▸ TASK DIRECTIONS: Produce a word-for-word copy of the listing below without its pictures.

▸ RECORD EXTRACTS:

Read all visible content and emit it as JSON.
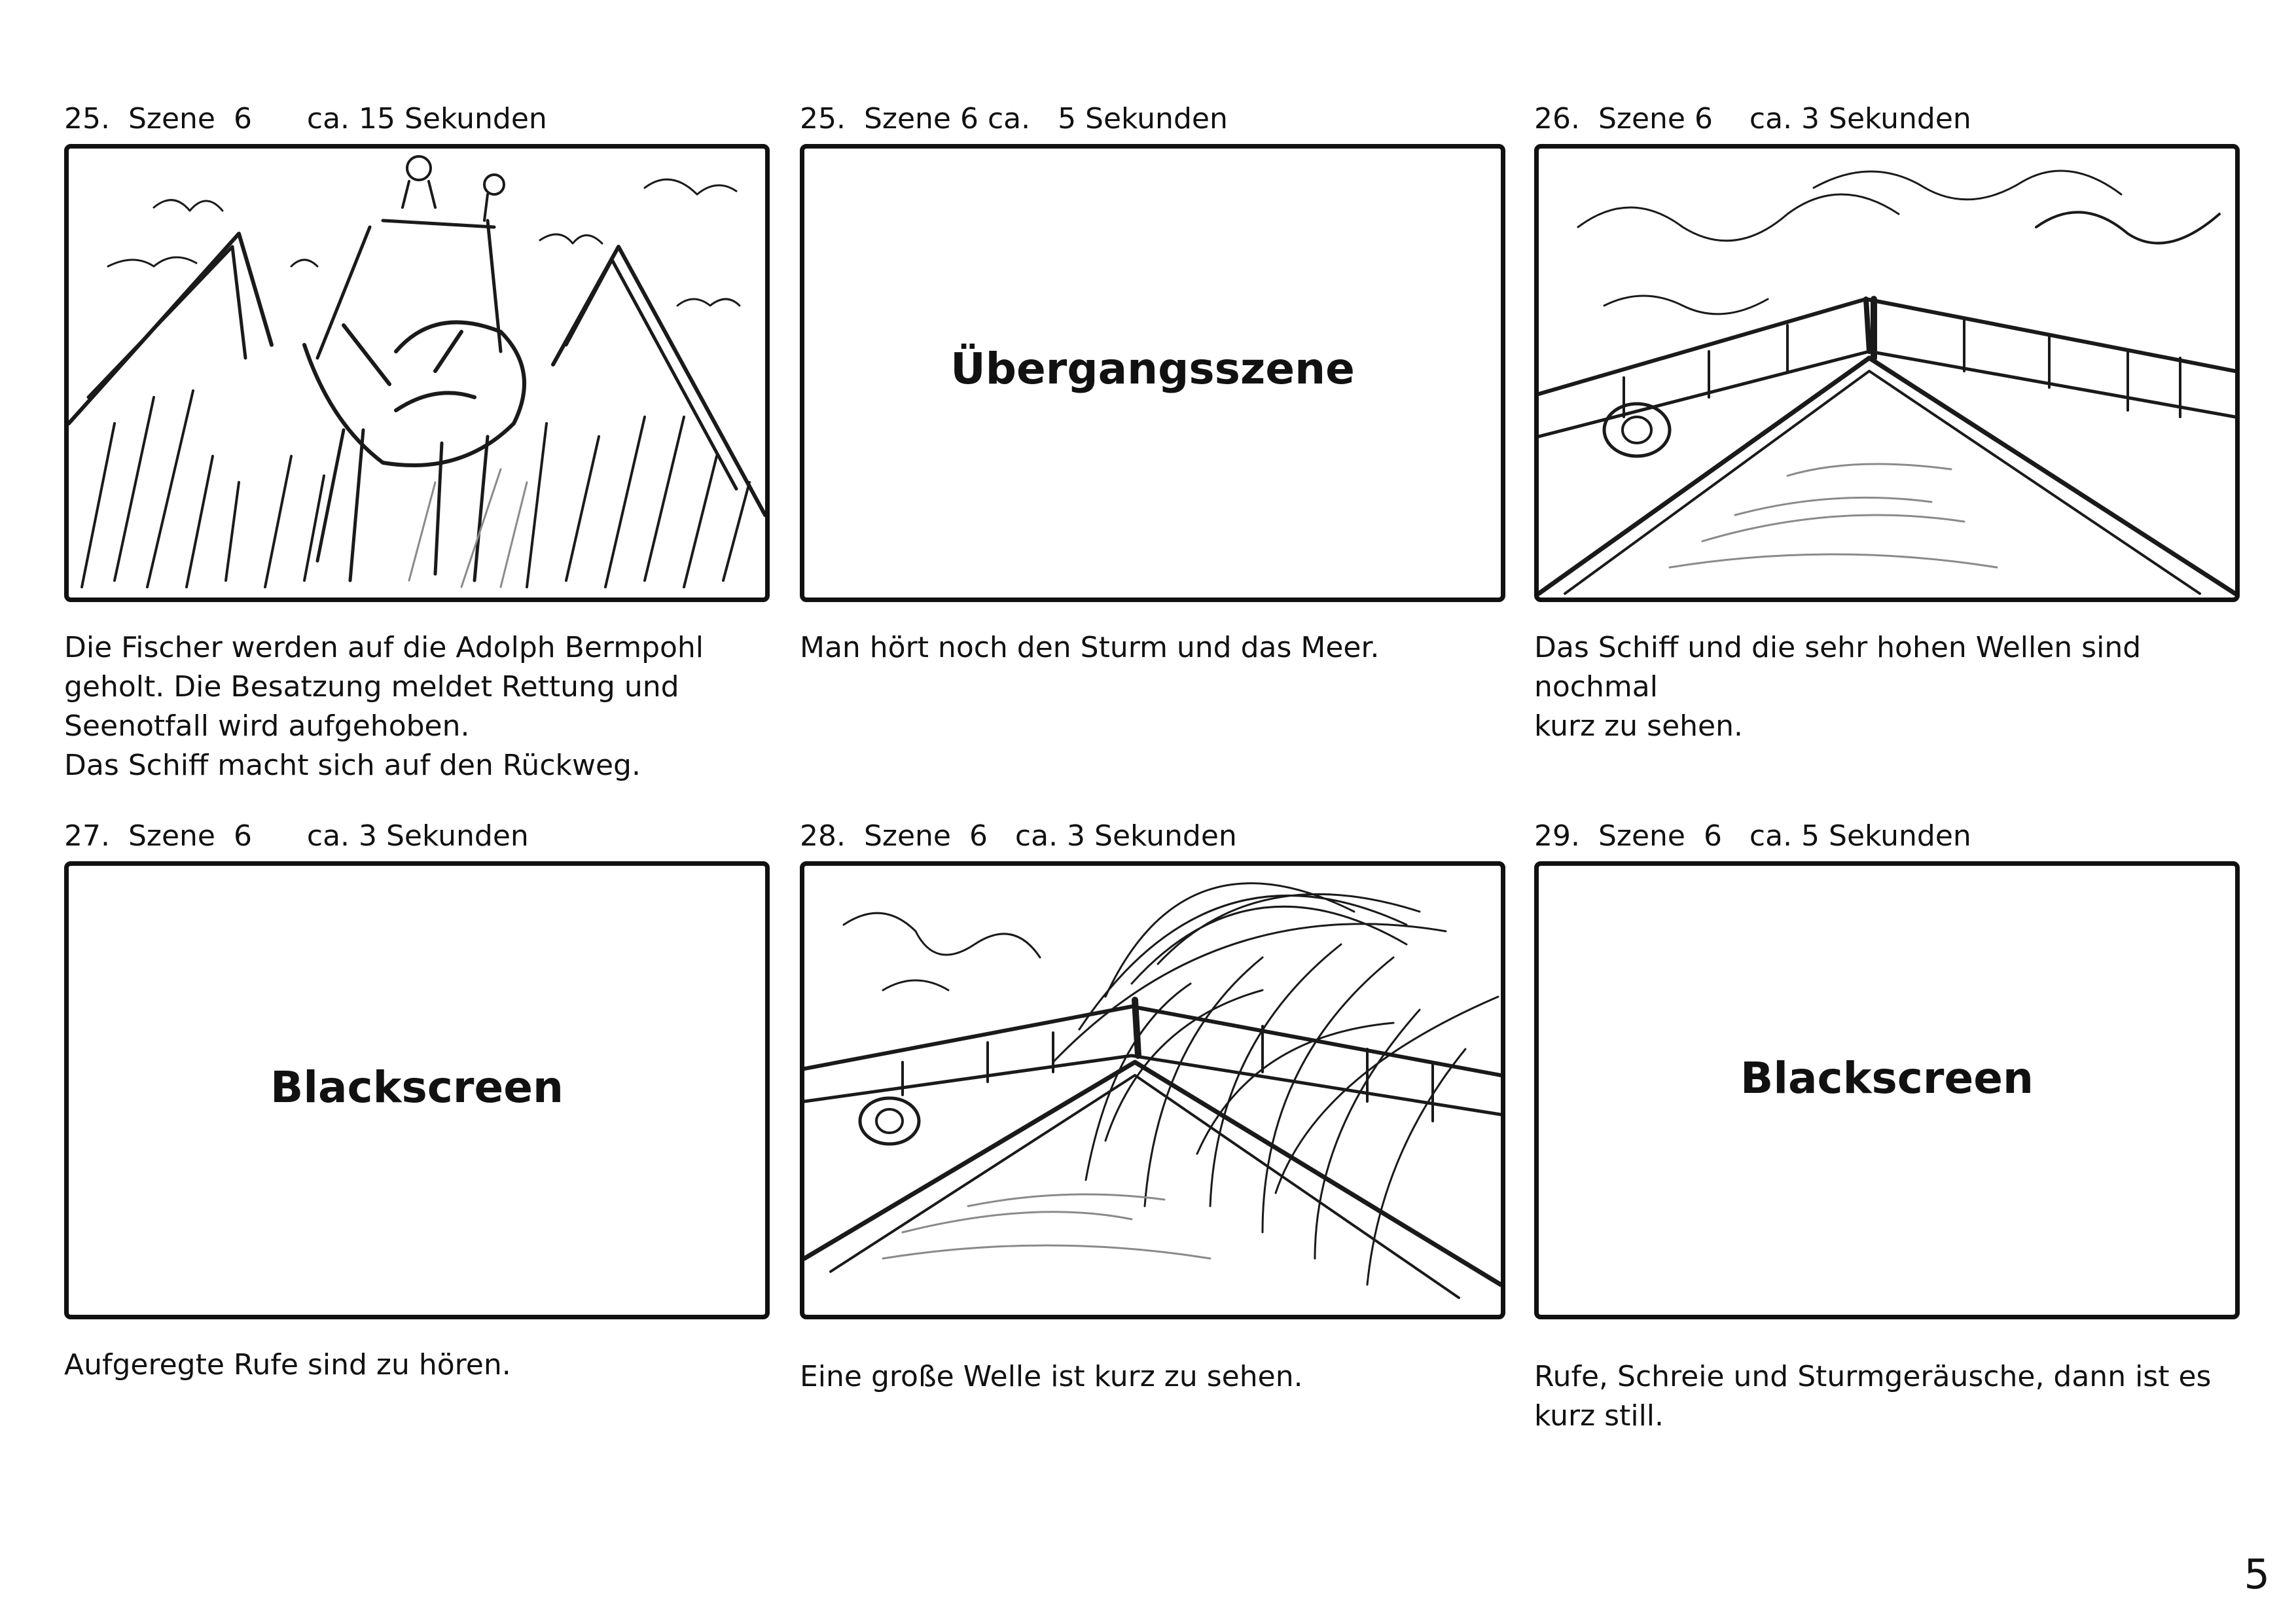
{
  "panels": [
    {
      "header": "25.  Szene  6      ca. 15 Sekunden",
      "frame_text": "",
      "caption": "Die Fischer werden auf die Adolph Bermpohl\ngeholt. Die Besatzung meldet Rettung und\nSeenotfall wird aufgehoben.\nDas Schiff macht sich auf den Rückweg."
    },
    {
      "header": "25.  Szene 6 ca.   5 Sekunden",
      "frame_text": "Übergangsszene",
      "caption": "Man hört noch den Sturm und das Meer."
    },
    {
      "header": "26.  Szene 6    ca. 3 Sekunden",
      "frame_text": "",
      "caption": "Das Schiff und die sehr hohen Wellen sind nochmal\nkurz zu sehen."
    },
    {
      "header": "27.  Szene  6      ca. 3 Sekunden",
      "frame_text": "Blackscreen",
      "caption": "Aufgeregte Rufe sind zu hören."
    },
    {
      "header": "28.  Szene  6   ca. 3 Sekunden",
      "frame_text": "",
      "caption": "Eine große Welle ist kurz zu sehen."
    },
    {
      "header": "29.  Szene  6   ca. 5 Sekunden",
      "frame_text": "Blackscreen",
      "caption": "Rufe, Schreie und Sturmgeräusche, dann ist es\nkurz still."
    }
  ],
  "page_number": "5"
}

▸ TASK SOLUTION:
Read all visible content and emit it as JSON.
{
  "panels": [
    {
      "header": "25.  Szene  6      ca. 15 Sekunden",
      "frame_text": "",
      "caption": "Die Fischer werden auf die Adolph Bermpohl\ngeholt. Die Besatzung meldet Rettung und\nSeenotfall wird aufgehoben.\nDas Schiff macht sich auf den Rückweg."
    },
    {
      "header": "25.  Szene 6 ca.   5 Sekunden",
      "frame_text": "Übergangsszene",
      "caption": "Man hört noch den Sturm und das Meer."
    },
    {
      "header": "26.  Szene 6    ca. 3 Sekunden",
      "frame_text": "",
      "caption": "Das Schiff und die sehr hohen Wellen sind nochmal\nkurz zu sehen."
    },
    {
      "header": "27.  Szene  6      ca. 3 Sekunden",
      "frame_text": "Blackscreen",
      "caption": "Aufgeregte Rufe sind zu hören."
    },
    {
      "header": "28.  Szene  6   ca. 3 Sekunden",
      "frame_text": "",
      "caption": "Eine große Welle ist kurz zu sehen."
    },
    {
      "header": "29.  Szene  6   ca. 5 Sekunden",
      "frame_text": "Blackscreen",
      "caption": "Rufe, Schreie und Sturmgeräusche, dann ist es\nkurz still."
    }
  ],
  "page_number": "5"
}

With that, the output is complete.